EXERCISE INPUTS:
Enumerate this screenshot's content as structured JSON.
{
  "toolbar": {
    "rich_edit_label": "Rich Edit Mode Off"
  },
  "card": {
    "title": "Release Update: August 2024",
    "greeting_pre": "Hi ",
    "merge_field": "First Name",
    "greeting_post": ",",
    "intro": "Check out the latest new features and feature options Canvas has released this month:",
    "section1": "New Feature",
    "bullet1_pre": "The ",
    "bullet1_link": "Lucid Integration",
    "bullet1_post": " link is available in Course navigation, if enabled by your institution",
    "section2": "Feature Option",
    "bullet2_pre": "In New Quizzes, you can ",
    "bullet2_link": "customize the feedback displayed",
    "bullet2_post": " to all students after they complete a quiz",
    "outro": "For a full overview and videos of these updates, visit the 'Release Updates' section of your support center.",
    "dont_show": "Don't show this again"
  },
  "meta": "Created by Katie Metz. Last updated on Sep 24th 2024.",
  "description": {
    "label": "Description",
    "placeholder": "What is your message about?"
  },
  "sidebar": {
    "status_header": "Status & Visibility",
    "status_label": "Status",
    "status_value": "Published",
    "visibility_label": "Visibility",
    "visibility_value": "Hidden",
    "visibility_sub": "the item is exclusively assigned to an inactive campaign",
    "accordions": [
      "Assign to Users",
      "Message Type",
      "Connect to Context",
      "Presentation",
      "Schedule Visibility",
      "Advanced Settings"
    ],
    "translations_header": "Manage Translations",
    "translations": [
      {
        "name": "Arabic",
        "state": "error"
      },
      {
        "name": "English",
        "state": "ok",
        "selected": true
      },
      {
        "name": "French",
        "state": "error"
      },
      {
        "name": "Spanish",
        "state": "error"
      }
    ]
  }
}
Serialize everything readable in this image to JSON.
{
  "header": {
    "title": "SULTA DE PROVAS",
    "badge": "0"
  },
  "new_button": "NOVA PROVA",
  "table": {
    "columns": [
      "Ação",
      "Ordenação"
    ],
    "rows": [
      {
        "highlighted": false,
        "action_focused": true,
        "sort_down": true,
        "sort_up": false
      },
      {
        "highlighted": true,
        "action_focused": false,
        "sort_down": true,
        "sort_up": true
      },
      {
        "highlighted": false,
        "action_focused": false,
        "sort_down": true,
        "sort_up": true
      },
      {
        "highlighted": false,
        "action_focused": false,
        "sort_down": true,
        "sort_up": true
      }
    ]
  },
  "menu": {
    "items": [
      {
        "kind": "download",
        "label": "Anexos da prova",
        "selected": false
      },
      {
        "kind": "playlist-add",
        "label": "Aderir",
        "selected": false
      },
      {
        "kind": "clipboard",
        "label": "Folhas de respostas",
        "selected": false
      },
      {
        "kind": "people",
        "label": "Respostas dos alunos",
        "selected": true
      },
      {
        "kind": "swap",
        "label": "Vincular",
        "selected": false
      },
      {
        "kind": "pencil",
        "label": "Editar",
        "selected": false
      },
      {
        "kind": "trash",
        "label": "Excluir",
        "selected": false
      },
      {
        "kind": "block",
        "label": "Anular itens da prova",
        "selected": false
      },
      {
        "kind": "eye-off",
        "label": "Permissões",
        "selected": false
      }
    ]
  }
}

WORK INSTRUCTIONS:
Quote each line of the listing above exactly.

RESULT FOR THIS TASK:
Enumerate this screenshot's content as structured JSON.
{
  "toolbar": {
    "rich_edit_label": "Rich Edit Mode Off"
  },
  "card": {
    "title": "Release Update: August 2024",
    "greeting_pre": "Hi ",
    "merge_field": "First Name",
    "greeting_post": ",",
    "intro": "Check out the latest new features and feature options Canvas has released this month:",
    "section1": "New Feature",
    "bullet1_pre": "The ",
    "bullet1_link": "Lucid Integration",
    "bullet1_post": " link is available in Course navigation, if enabled by your institution",
    "section2": "Feature Option",
    "bullet2_pre": "In New Quizzes, you can ",
    "bullet2_link": "customize the feedback displayed",
    "bullet2_post": " to all students after they complete a quiz",
    "outro": "For a full overview and videos of these updates, visit the 'Release Updates' section of your support center.",
    "dont_show": "Don't show this again"
  },
  "meta": "Created by Katie Metz. Last updated on Sep 24th 2024.",
  "description": {
    "label": "Description",
    "placeholder": "What is your message about?"
  },
  "sidebar": {
    "status_header": "Status & Visibility",
    "status_label": "Status",
    "status_value": "Published",
    "visibility_label": "Visibility",
    "visibility_value": "Hidden",
    "visibility_sub": "the item is exclusively assigned to an inactive campaign",
    "accordions": [
      "Assign to Users",
      "Message Type",
      "Connect to Context",
      "Presentation",
      "Schedule Visibility",
      "Advanced Settings"
    ],
    "translations_header": "Manage Translations",
    "translations": [
      {
        "name": "Arabic",
        "state": "error"
      },
      {
        "name": "English",
        "state": "ok",
        "selected": true
      },
      {
        "name": "French",
        "state": "error"
      },
      {
        "name": "Spanish",
        "state": "error"
      }
    ]
  }
}
Serialize everything readable in this image to JSON.
{
  "header": {
    "title": "SULTA DE PROVAS",
    "badge": "0"
  },
  "new_button": "NOVA PROVA",
  "table": {
    "columns": [
      "Ação",
      "Ordenação"
    ],
    "rows": [
      {
        "highlighted": false,
        "action_focused": true,
        "sort_down": true,
        "sort_up": false
      },
      {
        "highlighted": true,
        "action_focused": false,
        "sort_down": true,
        "sort_up": true
      },
      {
        "highlighted": false,
        "action_focused": false,
        "sort_down": true,
        "sort_up": true
      },
      {
        "highlighted": false,
        "action_focused": false,
        "sort_down": true,
        "sort_up": true
      }
    ]
  },
  "menu": {
    "items": [
      {
        "kind": "download",
        "label": "Anexos da prova",
        "selected": false
      },
      {
        "kind": "playlist-add",
        "label": "Aderir",
        "selected": false
      },
      {
        "kind": "clipboard",
        "label": "Folhas de respostas",
        "selected": false
      },
      {
        "kind": "people",
        "label": "Respostas dos alunos",
        "selected": true
      },
      {
        "kind": "swap",
        "label": "Vincular",
        "selected": false
      },
      {
        "kind": "pencil",
        "label": "Editar",
        "selected": false
      },
      {
        "kind": "trash",
        "label": "Excluir",
        "selected": false
      },
      {
        "kind": "block",
        "label": "Anular itens da prova",
        "selected": false
      },
      {
        "kind": "eye-off",
        "label": "Permissões",
        "selected": false
      }
    ]
  }
}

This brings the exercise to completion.